** BEGIN **

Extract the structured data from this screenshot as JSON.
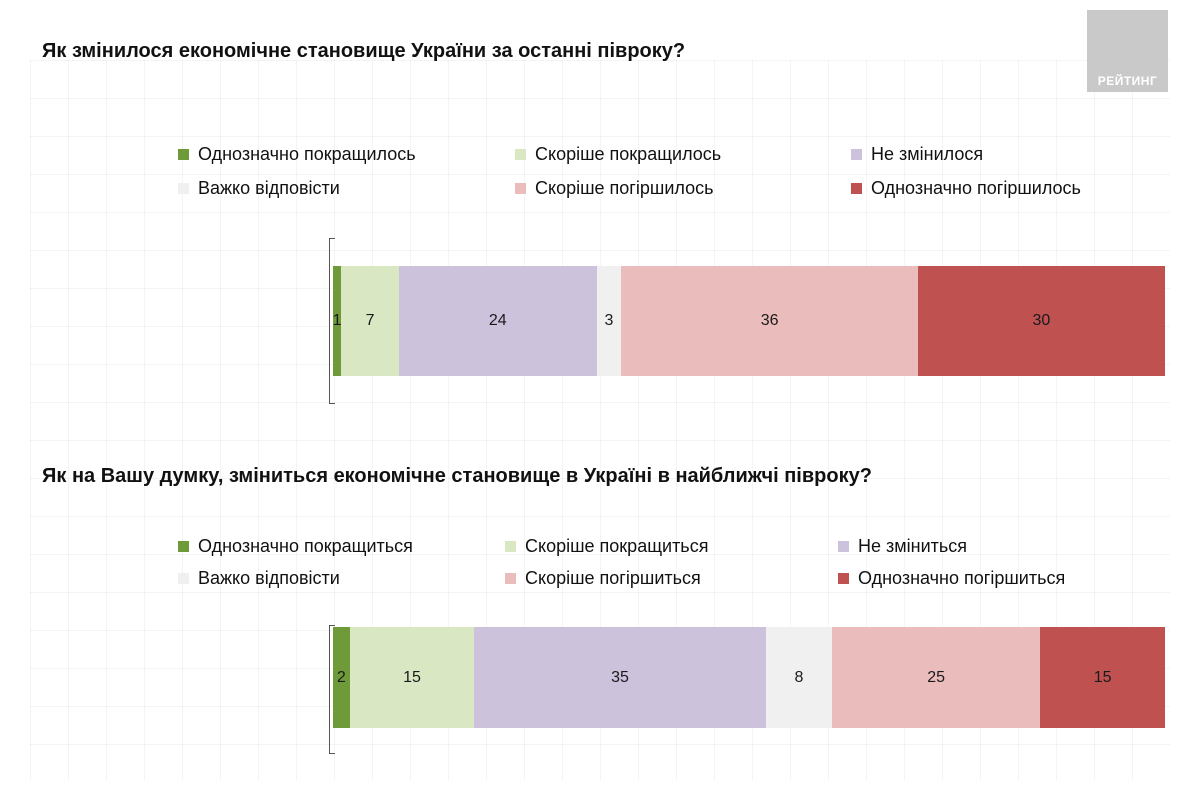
{
  "logo_text": "РЕЙТИНГ",
  "colors": {
    "definitely_better": "#6e9a3a",
    "rather_better": "#d9e8c3",
    "unchanged": "#ccc2dc",
    "hard_to_say": "#f0f0f0",
    "rather_worse": "#ebbcbc",
    "definitely_worse": "#bf5151"
  },
  "chart_data": [
    {
      "type": "bar",
      "orientation": "horizontal-stacked-100",
      "title": "Як змінилося економічне становище України за останні півроку?",
      "legend_position": "top",
      "series": [
        {
          "name": "Однозначно покращилось",
          "values": [
            1
          ],
          "color_key": "definitely_better"
        },
        {
          "name": "Скоріше покращилось",
          "values": [
            7
          ],
          "color_key": "rather_better"
        },
        {
          "name": "Не змінилося",
          "values": [
            24
          ],
          "color_key": "unchanged"
        },
        {
          "name": "Важко відповісти",
          "values": [
            3
          ],
          "color_key": "hard_to_say"
        },
        {
          "name": "Скоріше погіршилось",
          "values": [
            36
          ],
          "color_key": "rather_worse"
        },
        {
          "name": "Однозначно погіршилось",
          "values": [
            30
          ],
          "color_key": "definitely_worse"
        }
      ]
    },
    {
      "type": "bar",
      "orientation": "horizontal-stacked-100",
      "title": "Як на Вашу думку, зміниться економічне становище в Україні в найближчі півроку?",
      "legend_position": "top",
      "series": [
        {
          "name": "Однозначно покращиться",
          "values": [
            2
          ],
          "color_key": "definitely_better"
        },
        {
          "name": "Скоріше покращиться",
          "values": [
            15
          ],
          "color_key": "rather_better"
        },
        {
          "name": "Не зміниться",
          "values": [
            35
          ],
          "color_key": "unchanged"
        },
        {
          "name": "Важко відповісти",
          "values": [
            8
          ],
          "color_key": "hard_to_say"
        },
        {
          "name": "Скоріше погіршиться",
          "values": [
            25
          ],
          "color_key": "rather_worse"
        },
        {
          "name": "Однозначно погіршиться",
          "values": [
            15
          ],
          "color_key": "definitely_worse"
        }
      ]
    }
  ]
}
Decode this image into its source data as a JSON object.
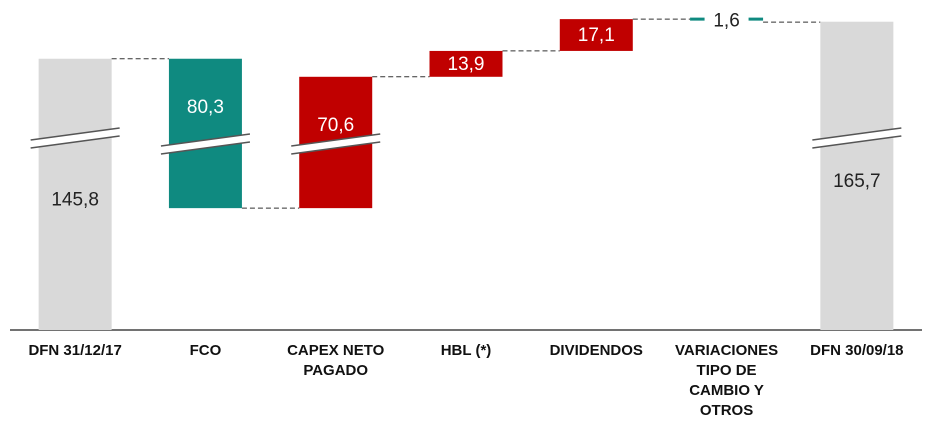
{
  "chart_data": {
    "type": "waterfall",
    "categories": [
      "DFN 31/12/17",
      "FCO",
      "CAPEX NETO PAGADO",
      "HBL (*)",
      "DIVIDENDOS",
      "VARIACIONES TIPO DE CAMBIO Y OTROS",
      "DFN 30/09/18"
    ],
    "values": [
      145.8,
      80.3,
      70.6,
      13.9,
      17.1,
      1.6,
      165.7
    ],
    "value_labels": [
      "145,8",
      "80,3",
      "70,6",
      "13,9",
      "17,1",
      "1,6",
      "165,7"
    ],
    "measures": [
      "total",
      "decrease",
      "increase",
      "increase",
      "increase",
      "decrease",
      "total"
    ],
    "colors": {
      "total": "#d9d9d9",
      "decrease": "#0f8a80",
      "increase": "#c00000"
    },
    "ylim": [
      0,
      172
    ]
  }
}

** END **

THE PROBLEM: The required output is the lines from the one containing "Decode this image" through the end of the records above, reproduced exactly, with no pictures.

THE COMPLETED TASK:
Decode this image into its source data as a JSON object.
{
  "chart_data": {
    "type": "waterfall",
    "categories": [
      "DFN 31/12/17",
      "FCO",
      "CAPEX NETO PAGADO",
      "HBL (*)",
      "DIVIDENDOS",
      "VARIACIONES TIPO DE CAMBIO Y OTROS",
      "DFN 30/09/18"
    ],
    "values": [
      145.8,
      80.3,
      70.6,
      13.9,
      17.1,
      1.6,
      165.7
    ],
    "value_labels": [
      "145,8",
      "80,3",
      "70,6",
      "13,9",
      "17,1",
      "1,6",
      "165,7"
    ],
    "measures": [
      "total",
      "decrease",
      "increase",
      "increase",
      "increase",
      "decrease",
      "total"
    ],
    "colors": {
      "total": "#d9d9d9",
      "decrease": "#0f8a80",
      "increase": "#c00000"
    },
    "ylim": [
      0,
      172
    ]
  }
}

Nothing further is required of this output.